start EXTRACTED MATERIAL

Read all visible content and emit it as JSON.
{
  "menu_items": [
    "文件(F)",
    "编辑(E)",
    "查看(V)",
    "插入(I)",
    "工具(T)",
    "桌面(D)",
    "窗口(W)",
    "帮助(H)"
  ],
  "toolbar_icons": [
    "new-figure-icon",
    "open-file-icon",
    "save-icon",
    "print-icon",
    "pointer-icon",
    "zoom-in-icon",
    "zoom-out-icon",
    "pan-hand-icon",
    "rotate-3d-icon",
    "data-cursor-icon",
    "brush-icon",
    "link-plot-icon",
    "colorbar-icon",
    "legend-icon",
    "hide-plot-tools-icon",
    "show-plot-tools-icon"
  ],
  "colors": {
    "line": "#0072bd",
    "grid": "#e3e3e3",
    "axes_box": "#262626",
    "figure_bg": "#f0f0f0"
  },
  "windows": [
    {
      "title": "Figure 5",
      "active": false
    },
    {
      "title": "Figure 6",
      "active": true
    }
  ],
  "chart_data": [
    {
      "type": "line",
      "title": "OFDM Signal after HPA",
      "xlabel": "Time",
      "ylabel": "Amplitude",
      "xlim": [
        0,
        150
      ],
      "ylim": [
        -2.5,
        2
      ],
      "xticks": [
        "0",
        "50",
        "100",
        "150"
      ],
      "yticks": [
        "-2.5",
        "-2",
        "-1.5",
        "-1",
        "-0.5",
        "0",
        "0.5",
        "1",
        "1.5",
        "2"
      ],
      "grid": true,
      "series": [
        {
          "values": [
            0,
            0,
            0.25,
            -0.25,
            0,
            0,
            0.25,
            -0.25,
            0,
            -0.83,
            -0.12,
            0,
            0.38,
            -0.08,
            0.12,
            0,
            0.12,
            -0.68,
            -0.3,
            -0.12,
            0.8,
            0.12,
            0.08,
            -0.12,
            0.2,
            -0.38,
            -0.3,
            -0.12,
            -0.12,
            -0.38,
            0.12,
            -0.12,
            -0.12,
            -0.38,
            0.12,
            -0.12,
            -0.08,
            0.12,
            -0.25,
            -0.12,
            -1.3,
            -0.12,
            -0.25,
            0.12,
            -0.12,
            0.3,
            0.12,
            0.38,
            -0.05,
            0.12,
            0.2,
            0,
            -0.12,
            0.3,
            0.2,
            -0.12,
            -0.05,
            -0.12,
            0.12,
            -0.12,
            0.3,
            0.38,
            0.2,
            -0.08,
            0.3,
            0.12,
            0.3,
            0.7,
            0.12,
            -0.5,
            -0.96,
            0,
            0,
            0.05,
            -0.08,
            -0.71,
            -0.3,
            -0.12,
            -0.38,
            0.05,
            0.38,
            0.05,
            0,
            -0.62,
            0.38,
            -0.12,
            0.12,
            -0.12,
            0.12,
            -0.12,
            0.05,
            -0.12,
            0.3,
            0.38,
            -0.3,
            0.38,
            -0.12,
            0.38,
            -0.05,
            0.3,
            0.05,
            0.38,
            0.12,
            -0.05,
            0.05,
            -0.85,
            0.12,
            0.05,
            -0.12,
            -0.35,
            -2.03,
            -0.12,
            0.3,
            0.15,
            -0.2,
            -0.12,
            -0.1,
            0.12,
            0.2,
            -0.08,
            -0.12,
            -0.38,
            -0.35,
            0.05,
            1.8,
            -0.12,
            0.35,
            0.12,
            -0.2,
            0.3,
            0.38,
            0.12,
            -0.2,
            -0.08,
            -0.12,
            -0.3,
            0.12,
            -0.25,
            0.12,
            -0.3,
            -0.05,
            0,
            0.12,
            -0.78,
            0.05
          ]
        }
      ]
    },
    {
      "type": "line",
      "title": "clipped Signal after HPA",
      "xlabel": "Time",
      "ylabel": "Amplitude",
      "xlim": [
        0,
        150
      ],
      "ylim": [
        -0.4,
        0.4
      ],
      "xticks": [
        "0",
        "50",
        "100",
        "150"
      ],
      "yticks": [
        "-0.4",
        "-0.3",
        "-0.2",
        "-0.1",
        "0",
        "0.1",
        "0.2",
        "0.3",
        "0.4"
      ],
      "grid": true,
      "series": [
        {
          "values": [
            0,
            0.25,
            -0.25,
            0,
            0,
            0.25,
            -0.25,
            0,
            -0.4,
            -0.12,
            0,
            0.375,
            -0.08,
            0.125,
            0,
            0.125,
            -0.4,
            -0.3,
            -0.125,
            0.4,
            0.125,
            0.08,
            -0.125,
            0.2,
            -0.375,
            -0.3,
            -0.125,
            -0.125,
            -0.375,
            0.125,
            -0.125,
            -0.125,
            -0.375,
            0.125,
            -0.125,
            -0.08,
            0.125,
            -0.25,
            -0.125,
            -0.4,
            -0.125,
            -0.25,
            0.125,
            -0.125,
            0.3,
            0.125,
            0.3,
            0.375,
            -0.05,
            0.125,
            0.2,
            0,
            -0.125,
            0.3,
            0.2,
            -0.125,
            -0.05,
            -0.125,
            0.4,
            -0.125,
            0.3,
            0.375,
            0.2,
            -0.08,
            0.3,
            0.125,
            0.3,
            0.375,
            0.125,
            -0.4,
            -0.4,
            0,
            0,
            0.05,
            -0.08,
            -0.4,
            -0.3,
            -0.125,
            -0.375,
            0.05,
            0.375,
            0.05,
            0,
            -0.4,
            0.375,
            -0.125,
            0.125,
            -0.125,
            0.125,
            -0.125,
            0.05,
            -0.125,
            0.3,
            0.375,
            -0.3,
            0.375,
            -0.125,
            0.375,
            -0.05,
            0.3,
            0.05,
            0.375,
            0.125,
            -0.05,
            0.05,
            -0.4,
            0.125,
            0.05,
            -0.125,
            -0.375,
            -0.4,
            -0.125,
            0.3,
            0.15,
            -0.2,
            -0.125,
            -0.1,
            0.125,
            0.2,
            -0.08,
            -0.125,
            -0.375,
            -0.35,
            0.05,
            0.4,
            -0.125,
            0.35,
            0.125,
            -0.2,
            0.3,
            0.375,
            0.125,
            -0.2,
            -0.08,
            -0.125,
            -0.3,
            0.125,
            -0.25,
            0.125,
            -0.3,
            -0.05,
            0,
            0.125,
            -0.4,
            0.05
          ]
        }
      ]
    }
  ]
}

end EXTRACTED MATERIAL

_SHORT PROBLEM_: Retype the entries one by one, exactly.

_SOLUTION BELOW_:
Read all visible content and emit it as JSON.
{
  "menu_items": [
    "文件(F)",
    "编辑(E)",
    "查看(V)",
    "插入(I)",
    "工具(T)",
    "桌面(D)",
    "窗口(W)",
    "帮助(H)"
  ],
  "toolbar_icons": [
    "new-figure-icon",
    "open-file-icon",
    "save-icon",
    "print-icon",
    "pointer-icon",
    "zoom-in-icon",
    "zoom-out-icon",
    "pan-hand-icon",
    "rotate-3d-icon",
    "data-cursor-icon",
    "brush-icon",
    "link-plot-icon",
    "colorbar-icon",
    "legend-icon",
    "hide-plot-tools-icon",
    "show-plot-tools-icon"
  ],
  "colors": {
    "line": "#0072bd",
    "grid": "#e3e3e3",
    "axes_box": "#262626",
    "figure_bg": "#f0f0f0"
  },
  "windows": [
    {
      "title": "Figure 5",
      "active": false
    },
    {
      "title": "Figure 6",
      "active": true
    }
  ],
  "chart_data": [
    {
      "type": "line",
      "title": "OFDM Signal after HPA",
      "xlabel": "Time",
      "ylabel": "Amplitude",
      "xlim": [
        0,
        150
      ],
      "ylim": [
        -2.5,
        2
      ],
      "xticks": [
        "0",
        "50",
        "100",
        "150"
      ],
      "yticks": [
        "-2.5",
        "-2",
        "-1.5",
        "-1",
        "-0.5",
        "0",
        "0.5",
        "1",
        "1.5",
        "2"
      ],
      "grid": true,
      "series": [
        {
          "values": [
            0,
            0,
            0.25,
            -0.25,
            0,
            0,
            0.25,
            -0.25,
            0,
            -0.83,
            -0.12,
            0,
            0.38,
            -0.08,
            0.12,
            0,
            0.12,
            -0.68,
            -0.3,
            -0.12,
            0.8,
            0.12,
            0.08,
            -0.12,
            0.2,
            -0.38,
            -0.3,
            -0.12,
            -0.12,
            -0.38,
            0.12,
            -0.12,
            -0.12,
            -0.38,
            0.12,
            -0.12,
            -0.08,
            0.12,
            -0.25,
            -0.12,
            -1.3,
            -0.12,
            -0.25,
            0.12,
            -0.12,
            0.3,
            0.12,
            0.38,
            -0.05,
            0.12,
            0.2,
            0,
            -0.12,
            0.3,
            0.2,
            -0.12,
            -0.05,
            -0.12,
            0.12,
            -0.12,
            0.3,
            0.38,
            0.2,
            -0.08,
            0.3,
            0.12,
            0.3,
            0.7,
            0.12,
            -0.5,
            -0.96,
            0,
            0,
            0.05,
            -0.08,
            -0.71,
            -0.3,
            -0.12,
            -0.38,
            0.05,
            0.38,
            0.05,
            0,
            -0.62,
            0.38,
            -0.12,
            0.12,
            -0.12,
            0.12,
            -0.12,
            0.05,
            -0.12,
            0.3,
            0.38,
            -0.3,
            0.38,
            -0.12,
            0.38,
            -0.05,
            0.3,
            0.05,
            0.38,
            0.12,
            -0.05,
            0.05,
            -0.85,
            0.12,
            0.05,
            -0.12,
            -0.35,
            -2.03,
            -0.12,
            0.3,
            0.15,
            -0.2,
            -0.12,
            -0.1,
            0.12,
            0.2,
            -0.08,
            -0.12,
            -0.38,
            -0.35,
            0.05,
            1.8,
            -0.12,
            0.35,
            0.12,
            -0.2,
            0.3,
            0.38,
            0.12,
            -0.2,
            -0.08,
            -0.12,
            -0.3,
            0.12,
            -0.25,
            0.12,
            -0.3,
            -0.05,
            0,
            0.12,
            -0.78,
            0.05
          ]
        }
      ]
    },
    {
      "type": "line",
      "title": "clipped Signal after HPA",
      "xlabel": "Time",
      "ylabel": "Amplitude",
      "xlim": [
        0,
        150
      ],
      "ylim": [
        -0.4,
        0.4
      ],
      "xticks": [
        "0",
        "50",
        "100",
        "150"
      ],
      "yticks": [
        "-0.4",
        "-0.3",
        "-0.2",
        "-0.1",
        "0",
        "0.1",
        "0.2",
        "0.3",
        "0.4"
      ],
      "grid": true,
      "series": [
        {
          "values": [
            0,
            0.25,
            -0.25,
            0,
            0,
            0.25,
            -0.25,
            0,
            -0.4,
            -0.12,
            0,
            0.375,
            -0.08,
            0.125,
            0,
            0.125,
            -0.4,
            -0.3,
            -0.125,
            0.4,
            0.125,
            0.08,
            -0.125,
            0.2,
            -0.375,
            -0.3,
            -0.125,
            -0.125,
            -0.375,
            0.125,
            -0.125,
            -0.125,
            -0.375,
            0.125,
            -0.125,
            -0.08,
            0.125,
            -0.25,
            -0.125,
            -0.4,
            -0.125,
            -0.25,
            0.125,
            -0.125,
            0.3,
            0.125,
            0.3,
            0.375,
            -0.05,
            0.125,
            0.2,
            0,
            -0.125,
            0.3,
            0.2,
            -0.125,
            -0.05,
            -0.125,
            0.4,
            -0.125,
            0.3,
            0.375,
            0.2,
            -0.08,
            0.3,
            0.125,
            0.3,
            0.375,
            0.125,
            -0.4,
            -0.4,
            0,
            0,
            0.05,
            -0.08,
            -0.4,
            -0.3,
            -0.125,
            -0.375,
            0.05,
            0.375,
            0.05,
            0,
            -0.4,
            0.375,
            -0.125,
            0.125,
            -0.125,
            0.125,
            -0.125,
            0.05,
            -0.125,
            0.3,
            0.375,
            -0.3,
            0.375,
            -0.125,
            0.375,
            -0.05,
            0.3,
            0.05,
            0.375,
            0.125,
            -0.05,
            0.05,
            -0.4,
            0.125,
            0.05,
            -0.125,
            -0.375,
            -0.4,
            -0.125,
            0.3,
            0.15,
            -0.2,
            -0.125,
            -0.1,
            0.125,
            0.2,
            -0.08,
            -0.125,
            -0.375,
            -0.35,
            0.05,
            0.4,
            -0.125,
            0.35,
            0.125,
            -0.2,
            0.3,
            0.375,
            0.125,
            -0.2,
            -0.08,
            -0.125,
            -0.3,
            0.125,
            -0.25,
            0.125,
            -0.3,
            -0.05,
            0,
            0.125,
            -0.4,
            0.05
          ]
        }
      ]
    }
  ]
}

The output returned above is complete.